Work task >> Please give the entries again in full and exactly, without any picture.

Dataset entries on figures
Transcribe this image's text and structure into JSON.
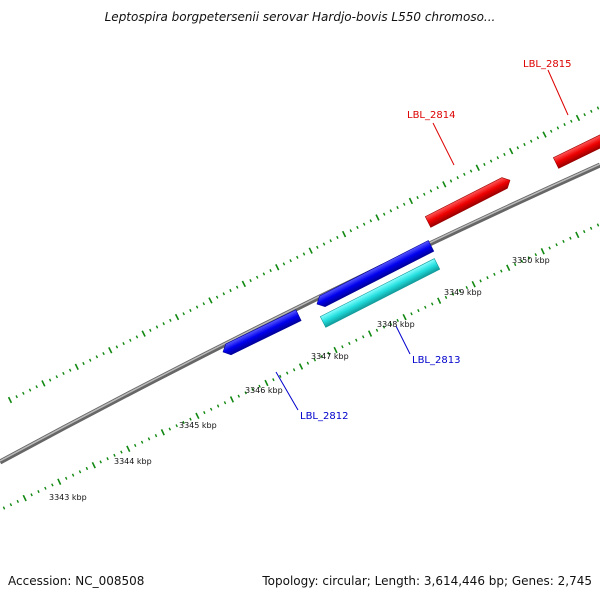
{
  "title": "Leptospira borgpetersenii serovar Hardjo-bovis L550 chromoso...",
  "footer": {
    "accession": "Accession: NC_008508",
    "summary": "Topology: circular; Length: 3,614,446 bp; Genes: 2,745"
  },
  "scale_labels": [
    "3343 kbp",
    "3344 kbp",
    "3345 kbp",
    "3346 kbp",
    "3347 kbp",
    "3348 kbp",
    "3349 kbp",
    "3350 kbp"
  ],
  "genes": [
    {
      "label": "LBL_2812",
      "strand": "reverse",
      "color": "#0000ee"
    },
    {
      "label": "LBL_2813",
      "strand": "reverse",
      "color": "#0000ee"
    },
    {
      "label": "LBL_2814",
      "strand": "forward",
      "color": "#ee0000"
    },
    {
      "label": "LBL_2815",
      "strand": "forward",
      "color": "#ee0000"
    }
  ],
  "colors": {
    "backbone": "#888888",
    "ticks": "#118811",
    "forward_feature": "#ee0000",
    "reverse_feature": "#0000ee",
    "highlight_feature": "#22dddd",
    "forward_label": "#dd0000",
    "reverse_label": "#0000cc"
  }
}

Response to the exercise >>
Transcribe this image's text and structure into JSON.
{
  "title": "Leptospira borgpetersenii serovar Hardjo-bovis L550 chromoso...",
  "footer": {
    "accession": "Accession: NC_008508",
    "summary": "Topology: circular; Length: 3,614,446 bp; Genes: 2,745"
  },
  "scale_labels": [
    "3343 kbp",
    "3344 kbp",
    "3345 kbp",
    "3346 kbp",
    "3347 kbp",
    "3348 kbp",
    "3349 kbp",
    "3350 kbp"
  ],
  "genes": [
    {
      "label": "LBL_2812",
      "strand": "reverse",
      "color": "#0000ee"
    },
    {
      "label": "LBL_2813",
      "strand": "reverse",
      "color": "#0000ee"
    },
    {
      "label": "LBL_2814",
      "strand": "forward",
      "color": "#ee0000"
    },
    {
      "label": "LBL_2815",
      "strand": "forward",
      "color": "#ee0000"
    }
  ],
  "colors": {
    "backbone": "#888888",
    "ticks": "#118811",
    "forward_feature": "#ee0000",
    "reverse_feature": "#0000ee",
    "highlight_feature": "#22dddd",
    "forward_label": "#dd0000",
    "reverse_label": "#0000cc"
  }
}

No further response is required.